PROVIDED MATERIAL
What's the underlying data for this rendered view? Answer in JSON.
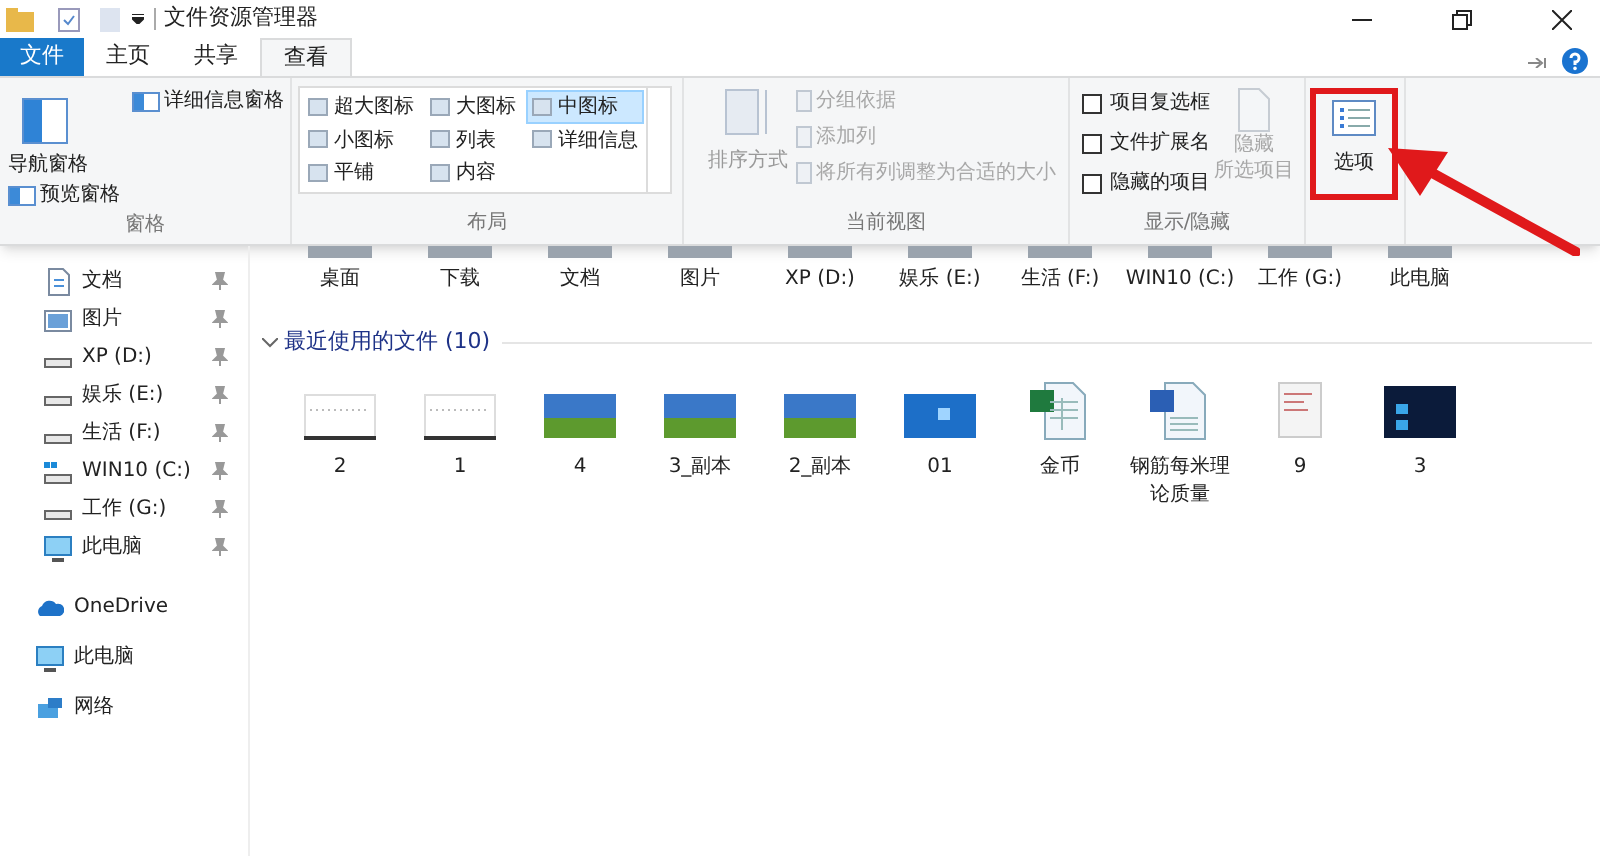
{
  "window": {
    "title": "文件资源管理器"
  },
  "tabs": [
    {
      "label": "文件",
      "kind": "file",
      "selected": false
    },
    {
      "label": "主页",
      "kind": "tab",
      "selected": false
    },
    {
      "label": "共享",
      "kind": "tab",
      "selected": false
    },
    {
      "label": "查看",
      "kind": "tab",
      "selected": true
    }
  ],
  "ribbon": {
    "groups": [
      {
        "kind": "panes",
        "label": "窗格",
        "nav_pane": "导航窗格",
        "items": [
          "预览窗格",
          "详细信息窗格"
        ]
      },
      {
        "kind": "layout",
        "label": "布局",
        "options": [
          {
            "label": "超大图标",
            "selected": false
          },
          {
            "label": "小图标",
            "selected": false
          },
          {
            "label": "平铺",
            "selected": false
          },
          {
            "label": "大图标",
            "selected": false
          },
          {
            "label": "列表",
            "selected": false
          },
          {
            "label": "内容",
            "selected": false
          },
          {
            "label": "中图标",
            "selected": true
          },
          {
            "label": "详细信息",
            "selected": false
          }
        ]
      },
      {
        "kind": "view",
        "label": "当前视图",
        "sort": "排序方式",
        "items": [
          {
            "label": "分组依据",
            "disabled": true
          },
          {
            "label": "添加列",
            "disabled": true
          },
          {
            "label": "将所有列调整为合适的大小",
            "disabled": true
          }
        ]
      },
      {
        "kind": "showhide",
        "label": "显示/隐藏",
        "checkboxes": [
          {
            "label": "项目复选框",
            "checked": false
          },
          {
            "label": "文件扩展名",
            "checked": false
          },
          {
            "label": "隐藏的项目",
            "checked": false
          }
        ],
        "hide_button": {
          "lines": [
            "隐藏",
            "所选项目"
          ],
          "disabled": true
        }
      },
      {
        "kind": "options",
        "label": "选项",
        "highlighted": true
      }
    ]
  },
  "sidebar": {
    "items": [
      {
        "label": "文档",
        "kind": "doc",
        "pinned": true
      },
      {
        "label": "图片",
        "kind": "pictures",
        "pinned": true
      },
      {
        "label": "XP (D:)",
        "kind": "drive",
        "pinned": true
      },
      {
        "label": "娱乐 (E:)",
        "kind": "drive",
        "pinned": true
      },
      {
        "label": "生活 (F:)",
        "kind": "drive",
        "pinned": true
      },
      {
        "label": "WIN10 (C:)",
        "kind": "sysdrive",
        "pinned": true
      },
      {
        "label": "工作 (G:)",
        "kind": "drive",
        "pinned": true
      },
      {
        "label": "此电脑",
        "kind": "pc",
        "pinned": true
      },
      {
        "label": "OneDrive",
        "kind": "cloud",
        "pinned": false
      },
      {
        "label": "此电脑",
        "kind": "pc",
        "pinned": false
      },
      {
        "label": "网络",
        "kind": "network",
        "pinned": false
      }
    ]
  },
  "folders": [
    "桌面",
    "下载",
    "文档",
    "图片",
    "XP (D:)",
    "娱乐 (E:)",
    "生活 (F:)",
    "WIN10 (C:)",
    "工作 (G:)",
    "此电脑"
  ],
  "recent": {
    "title": "最近使用的文件 (10)",
    "expanded": true,
    "files": [
      {
        "name": "2",
        "kind": "screenshot"
      },
      {
        "name": "1",
        "kind": "screenshot"
      },
      {
        "name": "4",
        "kind": "photo"
      },
      {
        "name": "3_副本",
        "kind": "photo"
      },
      {
        "name": "2_副本",
        "kind": "photo"
      },
      {
        "name": "01",
        "kind": "desktop"
      },
      {
        "name": "金币",
        "kind": "excel"
      },
      {
        "name": "钢筋每米理论质量",
        "kind": "word"
      },
      {
        "name": "9",
        "kind": "dialog"
      },
      {
        "name": "3",
        "kind": "dark"
      }
    ]
  }
}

WHAT IS REQUIRED
Looking at the records above, tally the lines holding "name" and reply with that number only.

THE ANSWER
10